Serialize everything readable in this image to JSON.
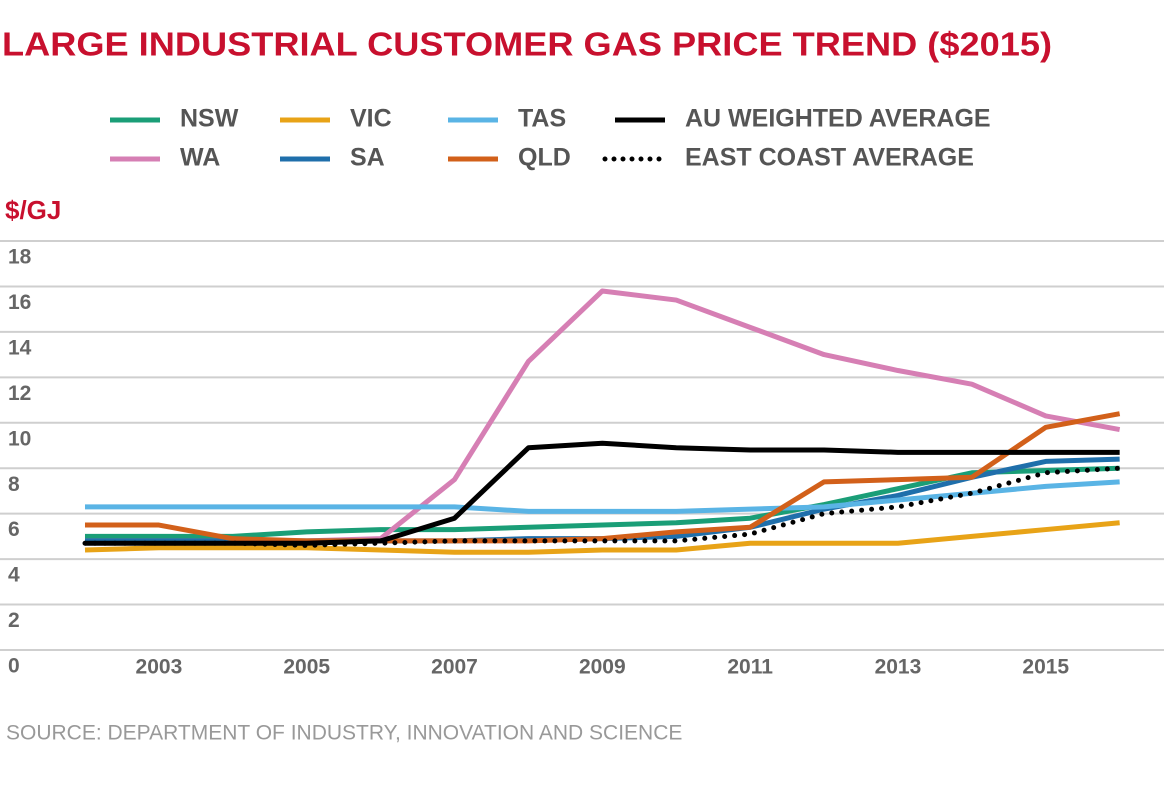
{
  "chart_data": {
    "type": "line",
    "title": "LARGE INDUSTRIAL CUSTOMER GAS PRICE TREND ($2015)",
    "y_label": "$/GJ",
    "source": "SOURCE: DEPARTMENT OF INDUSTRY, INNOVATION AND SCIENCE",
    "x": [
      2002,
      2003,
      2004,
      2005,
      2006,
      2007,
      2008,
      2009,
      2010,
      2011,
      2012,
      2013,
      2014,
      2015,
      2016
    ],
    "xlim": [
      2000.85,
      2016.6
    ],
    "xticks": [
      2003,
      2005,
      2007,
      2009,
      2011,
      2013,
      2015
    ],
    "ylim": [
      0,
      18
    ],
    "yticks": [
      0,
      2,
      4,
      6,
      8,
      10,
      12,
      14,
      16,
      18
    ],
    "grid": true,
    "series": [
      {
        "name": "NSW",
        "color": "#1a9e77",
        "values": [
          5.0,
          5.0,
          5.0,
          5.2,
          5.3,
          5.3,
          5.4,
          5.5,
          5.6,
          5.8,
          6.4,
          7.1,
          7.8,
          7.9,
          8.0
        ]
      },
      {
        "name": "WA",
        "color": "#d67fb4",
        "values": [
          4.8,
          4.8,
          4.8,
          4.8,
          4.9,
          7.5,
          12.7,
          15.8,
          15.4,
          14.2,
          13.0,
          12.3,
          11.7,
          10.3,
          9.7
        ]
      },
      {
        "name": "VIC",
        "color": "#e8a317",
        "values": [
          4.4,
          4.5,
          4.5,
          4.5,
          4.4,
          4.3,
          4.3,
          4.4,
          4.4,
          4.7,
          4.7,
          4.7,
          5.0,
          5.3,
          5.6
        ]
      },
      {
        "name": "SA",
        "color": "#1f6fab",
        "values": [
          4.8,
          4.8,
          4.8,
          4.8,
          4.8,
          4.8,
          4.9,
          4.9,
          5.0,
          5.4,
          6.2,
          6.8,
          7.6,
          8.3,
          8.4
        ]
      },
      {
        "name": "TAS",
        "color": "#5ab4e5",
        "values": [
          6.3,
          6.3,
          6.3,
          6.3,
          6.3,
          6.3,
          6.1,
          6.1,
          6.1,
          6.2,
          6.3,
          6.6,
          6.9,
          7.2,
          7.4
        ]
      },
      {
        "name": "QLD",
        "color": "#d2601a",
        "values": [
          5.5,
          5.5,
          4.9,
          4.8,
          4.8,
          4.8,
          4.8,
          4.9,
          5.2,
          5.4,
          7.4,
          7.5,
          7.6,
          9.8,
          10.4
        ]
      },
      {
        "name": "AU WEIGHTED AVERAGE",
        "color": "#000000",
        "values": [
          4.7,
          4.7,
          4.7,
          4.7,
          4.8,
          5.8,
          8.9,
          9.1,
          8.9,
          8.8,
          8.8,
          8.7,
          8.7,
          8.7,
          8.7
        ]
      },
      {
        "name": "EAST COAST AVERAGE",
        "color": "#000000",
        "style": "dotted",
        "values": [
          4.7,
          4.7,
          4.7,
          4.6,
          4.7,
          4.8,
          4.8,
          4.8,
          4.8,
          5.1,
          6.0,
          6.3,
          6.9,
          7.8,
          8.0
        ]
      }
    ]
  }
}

---

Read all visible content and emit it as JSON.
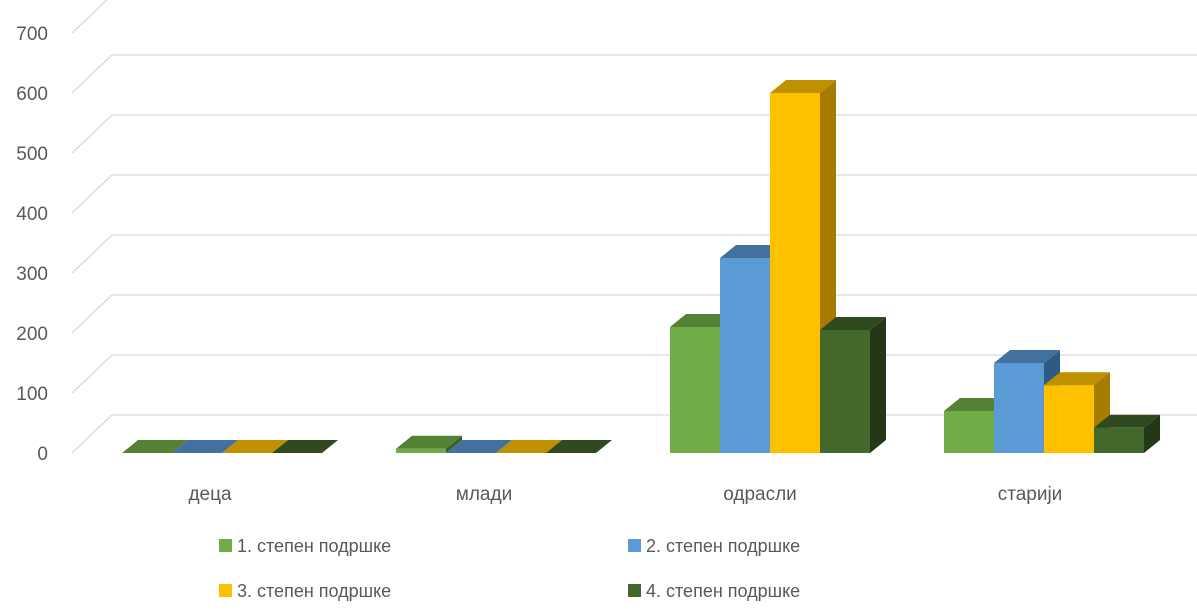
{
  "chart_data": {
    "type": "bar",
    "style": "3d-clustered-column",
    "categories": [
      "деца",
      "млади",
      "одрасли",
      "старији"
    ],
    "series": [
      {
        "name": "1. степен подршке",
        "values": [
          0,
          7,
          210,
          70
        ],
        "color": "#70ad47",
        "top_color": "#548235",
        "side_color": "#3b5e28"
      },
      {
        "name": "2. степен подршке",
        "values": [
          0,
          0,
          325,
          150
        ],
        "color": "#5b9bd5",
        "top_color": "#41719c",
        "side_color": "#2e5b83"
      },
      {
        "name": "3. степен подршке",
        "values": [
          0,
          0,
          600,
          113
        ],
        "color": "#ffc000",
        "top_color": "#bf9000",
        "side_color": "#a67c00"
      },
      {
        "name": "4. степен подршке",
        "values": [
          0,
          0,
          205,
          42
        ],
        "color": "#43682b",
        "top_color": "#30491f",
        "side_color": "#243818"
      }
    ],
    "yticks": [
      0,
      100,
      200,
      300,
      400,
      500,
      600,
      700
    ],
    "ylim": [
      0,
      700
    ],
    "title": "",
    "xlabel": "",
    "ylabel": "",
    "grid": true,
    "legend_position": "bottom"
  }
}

▸ **Exercise prompt**
Provide the number of lines containing the string "name", with no other output.

▸ **Solved problem**
12